* **Exercise goal**: All entries must be extracted exactly, with nothing added or dropped.

Figure collection entries:
—————
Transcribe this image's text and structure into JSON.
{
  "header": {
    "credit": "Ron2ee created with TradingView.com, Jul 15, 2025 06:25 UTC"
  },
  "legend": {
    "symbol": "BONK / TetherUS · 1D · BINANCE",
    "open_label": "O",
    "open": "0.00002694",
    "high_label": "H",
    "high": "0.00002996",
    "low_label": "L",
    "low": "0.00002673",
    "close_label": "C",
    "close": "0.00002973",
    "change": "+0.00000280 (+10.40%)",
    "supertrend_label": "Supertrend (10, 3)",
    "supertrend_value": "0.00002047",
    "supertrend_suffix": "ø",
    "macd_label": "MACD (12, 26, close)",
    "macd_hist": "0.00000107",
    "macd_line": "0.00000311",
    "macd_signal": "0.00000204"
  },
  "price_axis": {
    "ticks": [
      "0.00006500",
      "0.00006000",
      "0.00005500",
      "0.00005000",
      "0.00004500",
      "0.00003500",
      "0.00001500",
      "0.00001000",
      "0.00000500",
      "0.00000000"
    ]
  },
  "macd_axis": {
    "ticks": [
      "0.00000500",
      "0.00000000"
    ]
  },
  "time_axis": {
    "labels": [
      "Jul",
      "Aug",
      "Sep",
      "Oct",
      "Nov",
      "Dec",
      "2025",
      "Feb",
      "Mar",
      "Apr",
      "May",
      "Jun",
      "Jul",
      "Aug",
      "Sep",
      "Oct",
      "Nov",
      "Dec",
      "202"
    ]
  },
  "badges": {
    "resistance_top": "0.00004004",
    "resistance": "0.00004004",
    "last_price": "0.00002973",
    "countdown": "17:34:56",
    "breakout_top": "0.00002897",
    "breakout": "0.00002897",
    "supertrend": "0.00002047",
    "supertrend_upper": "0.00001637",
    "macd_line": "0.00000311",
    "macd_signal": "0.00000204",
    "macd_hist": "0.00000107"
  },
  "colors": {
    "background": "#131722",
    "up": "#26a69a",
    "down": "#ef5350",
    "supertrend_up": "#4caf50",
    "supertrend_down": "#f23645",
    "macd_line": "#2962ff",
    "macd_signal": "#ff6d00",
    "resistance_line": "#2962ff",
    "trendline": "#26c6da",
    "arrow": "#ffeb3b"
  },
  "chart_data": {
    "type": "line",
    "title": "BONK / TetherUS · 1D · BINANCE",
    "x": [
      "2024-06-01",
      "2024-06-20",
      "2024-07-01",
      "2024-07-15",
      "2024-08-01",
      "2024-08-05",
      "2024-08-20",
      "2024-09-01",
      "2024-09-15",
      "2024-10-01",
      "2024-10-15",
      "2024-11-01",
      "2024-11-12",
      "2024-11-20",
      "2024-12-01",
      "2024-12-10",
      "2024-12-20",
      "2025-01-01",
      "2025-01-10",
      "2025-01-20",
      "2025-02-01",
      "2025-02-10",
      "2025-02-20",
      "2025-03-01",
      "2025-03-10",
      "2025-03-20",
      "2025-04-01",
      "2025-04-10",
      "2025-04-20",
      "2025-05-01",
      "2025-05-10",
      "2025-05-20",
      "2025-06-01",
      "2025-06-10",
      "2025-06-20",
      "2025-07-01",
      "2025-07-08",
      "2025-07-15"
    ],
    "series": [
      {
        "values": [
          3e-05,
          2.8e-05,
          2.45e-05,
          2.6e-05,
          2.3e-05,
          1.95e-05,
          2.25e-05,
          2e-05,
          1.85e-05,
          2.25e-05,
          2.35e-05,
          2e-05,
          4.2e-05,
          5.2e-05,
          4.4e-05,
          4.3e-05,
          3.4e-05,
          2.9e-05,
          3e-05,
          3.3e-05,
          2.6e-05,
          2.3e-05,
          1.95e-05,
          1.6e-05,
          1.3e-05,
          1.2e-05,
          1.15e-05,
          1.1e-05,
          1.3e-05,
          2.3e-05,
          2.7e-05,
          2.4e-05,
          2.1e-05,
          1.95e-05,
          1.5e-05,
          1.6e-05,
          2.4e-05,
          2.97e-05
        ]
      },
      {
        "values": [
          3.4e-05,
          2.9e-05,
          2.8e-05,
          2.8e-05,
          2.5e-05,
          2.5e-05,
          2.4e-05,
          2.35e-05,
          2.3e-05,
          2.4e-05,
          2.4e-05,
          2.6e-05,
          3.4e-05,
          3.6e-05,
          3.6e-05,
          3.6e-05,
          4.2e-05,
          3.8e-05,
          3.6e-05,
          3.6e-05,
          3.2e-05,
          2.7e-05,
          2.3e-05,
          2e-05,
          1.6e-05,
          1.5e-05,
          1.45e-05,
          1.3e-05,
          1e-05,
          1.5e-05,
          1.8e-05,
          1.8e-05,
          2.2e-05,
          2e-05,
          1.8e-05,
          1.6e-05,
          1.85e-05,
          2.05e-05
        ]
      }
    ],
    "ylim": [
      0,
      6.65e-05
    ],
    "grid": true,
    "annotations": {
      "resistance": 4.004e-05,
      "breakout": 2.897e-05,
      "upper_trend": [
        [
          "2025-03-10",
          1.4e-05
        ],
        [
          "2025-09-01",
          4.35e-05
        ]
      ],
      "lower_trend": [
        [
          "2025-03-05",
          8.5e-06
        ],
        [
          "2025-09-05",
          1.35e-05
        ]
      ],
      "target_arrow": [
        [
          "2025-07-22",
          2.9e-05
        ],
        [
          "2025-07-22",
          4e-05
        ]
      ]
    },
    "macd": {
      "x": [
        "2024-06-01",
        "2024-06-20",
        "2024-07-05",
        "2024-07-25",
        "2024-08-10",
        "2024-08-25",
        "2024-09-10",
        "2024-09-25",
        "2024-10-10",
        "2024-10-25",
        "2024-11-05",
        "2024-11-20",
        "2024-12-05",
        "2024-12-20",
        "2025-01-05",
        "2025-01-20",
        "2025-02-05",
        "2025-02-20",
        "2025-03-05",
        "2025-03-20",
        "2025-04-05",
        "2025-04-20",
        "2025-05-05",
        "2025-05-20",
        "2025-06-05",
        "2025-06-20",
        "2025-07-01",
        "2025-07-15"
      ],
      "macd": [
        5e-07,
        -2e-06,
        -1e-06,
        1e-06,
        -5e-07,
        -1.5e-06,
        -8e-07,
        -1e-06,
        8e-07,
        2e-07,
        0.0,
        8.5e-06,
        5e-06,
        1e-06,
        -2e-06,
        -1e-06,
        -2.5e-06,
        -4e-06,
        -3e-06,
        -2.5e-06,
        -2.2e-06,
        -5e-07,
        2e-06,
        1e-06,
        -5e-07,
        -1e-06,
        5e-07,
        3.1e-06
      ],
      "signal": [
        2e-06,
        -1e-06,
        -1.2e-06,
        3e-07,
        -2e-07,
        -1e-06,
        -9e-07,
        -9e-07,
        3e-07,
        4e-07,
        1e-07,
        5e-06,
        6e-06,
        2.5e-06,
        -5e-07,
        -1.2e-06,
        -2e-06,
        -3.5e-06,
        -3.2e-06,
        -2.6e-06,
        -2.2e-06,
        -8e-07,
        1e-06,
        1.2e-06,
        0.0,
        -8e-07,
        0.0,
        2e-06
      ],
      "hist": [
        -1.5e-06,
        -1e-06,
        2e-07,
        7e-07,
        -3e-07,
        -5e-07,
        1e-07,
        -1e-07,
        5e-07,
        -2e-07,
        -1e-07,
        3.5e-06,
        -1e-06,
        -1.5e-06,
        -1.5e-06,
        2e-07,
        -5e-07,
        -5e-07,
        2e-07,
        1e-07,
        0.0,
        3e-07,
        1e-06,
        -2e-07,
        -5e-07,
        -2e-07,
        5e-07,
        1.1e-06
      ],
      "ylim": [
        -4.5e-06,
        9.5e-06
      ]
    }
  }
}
—————
* **Output of the task**:
Transcribe this image's text and structure into JSON.
{
  "header": {
    "credit": "Ron2ee created with TradingView.com, Jul 15, 2025 06:25 UTC"
  },
  "legend": {
    "symbol": "BONK / TetherUS · 1D · BINANCE",
    "open_label": "O",
    "open": "0.00002694",
    "high_label": "H",
    "high": "0.00002996",
    "low_label": "L",
    "low": "0.00002673",
    "close_label": "C",
    "close": "0.00002973",
    "change": "+0.00000280 (+10.40%)",
    "supertrend_label": "Supertrend (10, 3)",
    "supertrend_value": "0.00002047",
    "supertrend_suffix": "ø",
    "macd_label": "MACD (12, 26, close)",
    "macd_hist": "0.00000107",
    "macd_line": "0.00000311",
    "macd_signal": "0.00000204"
  },
  "price_axis": {
    "ticks": [
      "0.00006500",
      "0.00006000",
      "0.00005500",
      "0.00005000",
      "0.00004500",
      "0.00003500",
      "0.00001500",
      "0.00001000",
      "0.00000500",
      "0.00000000"
    ]
  },
  "macd_axis": {
    "ticks": [
      "0.00000500",
      "0.00000000"
    ]
  },
  "time_axis": {
    "labels": [
      "Jul",
      "Aug",
      "Sep",
      "Oct",
      "Nov",
      "Dec",
      "2025",
      "Feb",
      "Mar",
      "Apr",
      "May",
      "Jun",
      "Jul",
      "Aug",
      "Sep",
      "Oct",
      "Nov",
      "Dec",
      "202"
    ]
  },
  "badges": {
    "resistance_top": "0.00004004",
    "resistance": "0.00004004",
    "last_price": "0.00002973",
    "countdown": "17:34:56",
    "breakout_top": "0.00002897",
    "breakout": "0.00002897",
    "supertrend": "0.00002047",
    "supertrend_upper": "0.00001637",
    "macd_line": "0.00000311",
    "macd_signal": "0.00000204",
    "macd_hist": "0.00000107"
  },
  "colors": {
    "background": "#131722",
    "up": "#26a69a",
    "down": "#ef5350",
    "supertrend_up": "#4caf50",
    "supertrend_down": "#f23645",
    "macd_line": "#2962ff",
    "macd_signal": "#ff6d00",
    "resistance_line": "#2962ff",
    "trendline": "#26c6da",
    "arrow": "#ffeb3b"
  },
  "chart_data": {
    "type": "line",
    "title": "BONK / TetherUS · 1D · BINANCE",
    "x": [
      "2024-06-01",
      "2024-06-20",
      "2024-07-01",
      "2024-07-15",
      "2024-08-01",
      "2024-08-05",
      "2024-08-20",
      "2024-09-01",
      "2024-09-15",
      "2024-10-01",
      "2024-10-15",
      "2024-11-01",
      "2024-11-12",
      "2024-11-20",
      "2024-12-01",
      "2024-12-10",
      "2024-12-20",
      "2025-01-01",
      "2025-01-10",
      "2025-01-20",
      "2025-02-01",
      "2025-02-10",
      "2025-02-20",
      "2025-03-01",
      "2025-03-10",
      "2025-03-20",
      "2025-04-01",
      "2025-04-10",
      "2025-04-20",
      "2025-05-01",
      "2025-05-10",
      "2025-05-20",
      "2025-06-01",
      "2025-06-10",
      "2025-06-20",
      "2025-07-01",
      "2025-07-08",
      "2025-07-15"
    ],
    "series": [
      {
        "values": [
          3e-05,
          2.8e-05,
          2.45e-05,
          2.6e-05,
          2.3e-05,
          1.95e-05,
          2.25e-05,
          2e-05,
          1.85e-05,
          2.25e-05,
          2.35e-05,
          2e-05,
          4.2e-05,
          5.2e-05,
          4.4e-05,
          4.3e-05,
          3.4e-05,
          2.9e-05,
          3e-05,
          3.3e-05,
          2.6e-05,
          2.3e-05,
          1.95e-05,
          1.6e-05,
          1.3e-05,
          1.2e-05,
          1.15e-05,
          1.1e-05,
          1.3e-05,
          2.3e-05,
          2.7e-05,
          2.4e-05,
          2.1e-05,
          1.95e-05,
          1.5e-05,
          1.6e-05,
          2.4e-05,
          2.97e-05
        ]
      },
      {
        "values": [
          3.4e-05,
          2.9e-05,
          2.8e-05,
          2.8e-05,
          2.5e-05,
          2.5e-05,
          2.4e-05,
          2.35e-05,
          2.3e-05,
          2.4e-05,
          2.4e-05,
          2.6e-05,
          3.4e-05,
          3.6e-05,
          3.6e-05,
          3.6e-05,
          4.2e-05,
          3.8e-05,
          3.6e-05,
          3.6e-05,
          3.2e-05,
          2.7e-05,
          2.3e-05,
          2e-05,
          1.6e-05,
          1.5e-05,
          1.45e-05,
          1.3e-05,
          1e-05,
          1.5e-05,
          1.8e-05,
          1.8e-05,
          2.2e-05,
          2e-05,
          1.8e-05,
          1.6e-05,
          1.85e-05,
          2.05e-05
        ]
      }
    ],
    "ylim": [
      0,
      6.65e-05
    ],
    "grid": true,
    "annotations": {
      "resistance": 4.004e-05,
      "breakout": 2.897e-05,
      "upper_trend": [
        [
          "2025-03-10",
          1.4e-05
        ],
        [
          "2025-09-01",
          4.35e-05
        ]
      ],
      "lower_trend": [
        [
          "2025-03-05",
          8.5e-06
        ],
        [
          "2025-09-05",
          1.35e-05
        ]
      ],
      "target_arrow": [
        [
          "2025-07-22",
          2.9e-05
        ],
        [
          "2025-07-22",
          4e-05
        ]
      ]
    },
    "macd": {
      "x": [
        "2024-06-01",
        "2024-06-20",
        "2024-07-05",
        "2024-07-25",
        "2024-08-10",
        "2024-08-25",
        "2024-09-10",
        "2024-09-25",
        "2024-10-10",
        "2024-10-25",
        "2024-11-05",
        "2024-11-20",
        "2024-12-05",
        "2024-12-20",
        "2025-01-05",
        "2025-01-20",
        "2025-02-05",
        "2025-02-20",
        "2025-03-05",
        "2025-03-20",
        "2025-04-05",
        "2025-04-20",
        "2025-05-05",
        "2025-05-20",
        "2025-06-05",
        "2025-06-20",
        "2025-07-01",
        "2025-07-15"
      ],
      "macd": [
        5e-07,
        -2e-06,
        -1e-06,
        1e-06,
        -5e-07,
        -1.5e-06,
        -8e-07,
        -1e-06,
        8e-07,
        2e-07,
        0.0,
        8.5e-06,
        5e-06,
        1e-06,
        -2e-06,
        -1e-06,
        -2.5e-06,
        -4e-06,
        -3e-06,
        -2.5e-06,
        -2.2e-06,
        -5e-07,
        2e-06,
        1e-06,
        -5e-07,
        -1e-06,
        5e-07,
        3.1e-06
      ],
      "signal": [
        2e-06,
        -1e-06,
        -1.2e-06,
        3e-07,
        -2e-07,
        -1e-06,
        -9e-07,
        -9e-07,
        3e-07,
        4e-07,
        1e-07,
        5e-06,
        6e-06,
        2.5e-06,
        -5e-07,
        -1.2e-06,
        -2e-06,
        -3.5e-06,
        -3.2e-06,
        -2.6e-06,
        -2.2e-06,
        -8e-07,
        1e-06,
        1.2e-06,
        0.0,
        -8e-07,
        0.0,
        2e-06
      ],
      "hist": [
        -1.5e-06,
        -1e-06,
        2e-07,
        7e-07,
        -3e-07,
        -5e-07,
        1e-07,
        -1e-07,
        5e-07,
        -2e-07,
        -1e-07,
        3.5e-06,
        -1e-06,
        -1.5e-06,
        -1.5e-06,
        2e-07,
        -5e-07,
        -5e-07,
        2e-07,
        1e-07,
        0.0,
        3e-07,
        1e-06,
        -2e-07,
        -5e-07,
        -2e-07,
        5e-07,
        1.1e-06
      ],
      "ylim": [
        -4.5e-06,
        9.5e-06
      ]
    }
  }
}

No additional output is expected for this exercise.